- _TO DO_: Extract the full listing verbatim and drop any pictures from your copy.

* BEGIN SUPPLIED MATERIAL *

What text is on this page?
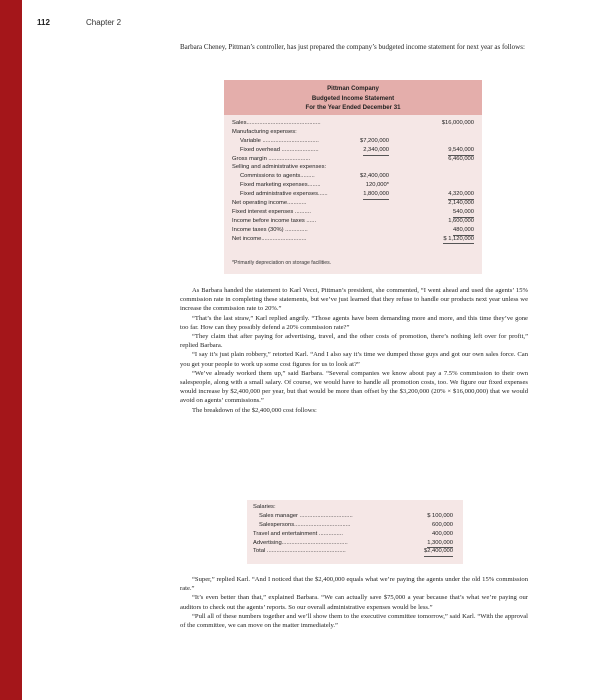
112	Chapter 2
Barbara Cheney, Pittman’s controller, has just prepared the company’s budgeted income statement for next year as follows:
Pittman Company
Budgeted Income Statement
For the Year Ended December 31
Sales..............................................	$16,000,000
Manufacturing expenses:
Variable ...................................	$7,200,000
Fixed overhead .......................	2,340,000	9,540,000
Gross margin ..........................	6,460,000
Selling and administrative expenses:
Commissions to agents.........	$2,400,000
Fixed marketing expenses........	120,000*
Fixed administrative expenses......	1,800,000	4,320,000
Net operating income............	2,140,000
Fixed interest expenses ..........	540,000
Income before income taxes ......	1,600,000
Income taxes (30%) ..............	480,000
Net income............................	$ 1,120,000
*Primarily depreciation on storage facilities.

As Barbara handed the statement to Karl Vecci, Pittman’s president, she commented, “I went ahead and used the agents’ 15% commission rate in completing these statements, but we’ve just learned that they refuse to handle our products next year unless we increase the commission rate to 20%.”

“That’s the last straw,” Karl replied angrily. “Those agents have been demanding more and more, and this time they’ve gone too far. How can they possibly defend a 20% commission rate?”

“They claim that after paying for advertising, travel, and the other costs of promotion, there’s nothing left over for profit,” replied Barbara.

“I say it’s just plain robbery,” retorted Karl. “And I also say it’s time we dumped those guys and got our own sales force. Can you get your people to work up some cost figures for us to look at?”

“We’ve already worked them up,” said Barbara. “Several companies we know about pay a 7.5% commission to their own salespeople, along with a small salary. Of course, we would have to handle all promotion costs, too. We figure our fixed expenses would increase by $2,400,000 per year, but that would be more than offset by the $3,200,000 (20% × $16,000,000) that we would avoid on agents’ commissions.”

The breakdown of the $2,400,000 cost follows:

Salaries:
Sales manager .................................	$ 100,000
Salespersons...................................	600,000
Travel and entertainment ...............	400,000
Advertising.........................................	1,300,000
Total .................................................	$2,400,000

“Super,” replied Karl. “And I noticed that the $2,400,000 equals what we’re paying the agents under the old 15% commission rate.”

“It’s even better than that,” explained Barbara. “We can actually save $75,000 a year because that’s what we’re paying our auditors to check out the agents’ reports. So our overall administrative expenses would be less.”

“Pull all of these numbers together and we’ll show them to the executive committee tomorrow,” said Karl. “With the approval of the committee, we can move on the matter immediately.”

* END SUPPLIED MATERIAL *

- _FULL OUTPUT_:
What text is on this page?
112	Chapter 2
Barbara Cheney, Pittman’s controller, has just prepared the company’s budgeted income statement for next year as follows:
Pittman Company
Budgeted Income Statement
For the Year Ended December 31
Sales..............................................	$16,000,000
Manufacturing expenses:
Variable ...................................	$7,200,000
Fixed overhead .......................	2,340,000	9,540,000
Gross margin ..........................	6,460,000
Selling and administrative expenses:
Commissions to agents.........	$2,400,000
Fixed marketing expenses........	120,000*
Fixed administrative expenses......	1,800,000	4,320,000
Net operating income............	2,140,000
Fixed interest expenses ..........	540,000
Income before income taxes ......	1,600,000
Income taxes (30%) ..............	480,000
Net income............................	$ 1,120,000
*Primarily depreciation on storage facilities.

As Barbara handed the statement to Karl Vecci, Pittman’s president, she commented, “I went ahead and used the agents’ 15% commission rate in completing these statements, but we’ve just learned that they refuse to handle our products next year unless we increase the commission rate to 20%.”

“That’s the last straw,” Karl replied angrily. “Those agents have been demanding more and more, and this time they’ve gone too far. How can they possibly defend a 20% commission rate?”

“They claim that after paying for advertising, travel, and the other costs of promotion, there’s nothing left over for profit,” replied Barbara.

“I say it’s just plain robbery,” retorted Karl. “And I also say it’s time we dumped those guys and got our own sales force. Can you get your people to work up some cost figures for us to look at?”

“We’ve already worked them up,” said Barbara. “Several companies we know about pay a 7.5% commission to their own salespeople, along with a small salary. Of course, we would have to handle all promotion costs, too. We figure our fixed expenses would increase by $2,400,000 per year, but that would be more than offset by the $3,200,000 (20% × $16,000,000) that we would avoid on agents’ commissions.”

The breakdown of the $2,400,000 cost follows:

Salaries:
Sales manager .................................	$ 100,000
Salespersons...................................	600,000
Travel and entertainment ...............	400,000
Advertising.........................................	1,300,000
Total .................................................	$2,400,000

“Super,” replied Karl. “And I noticed that the $2,400,000 equals what we’re paying the agents under the old 15% commission rate.”

“It’s even better than that,” explained Barbara. “We can actually save $75,000 a year because that’s what we’re paying our auditors to check out the agents’ reports. So our overall administrative expenses would be less.”

“Pull all of these numbers together and we’ll show them to the executive committee tomorrow,” said Karl. “With the approval of the committee, we can move on the matter immediately.”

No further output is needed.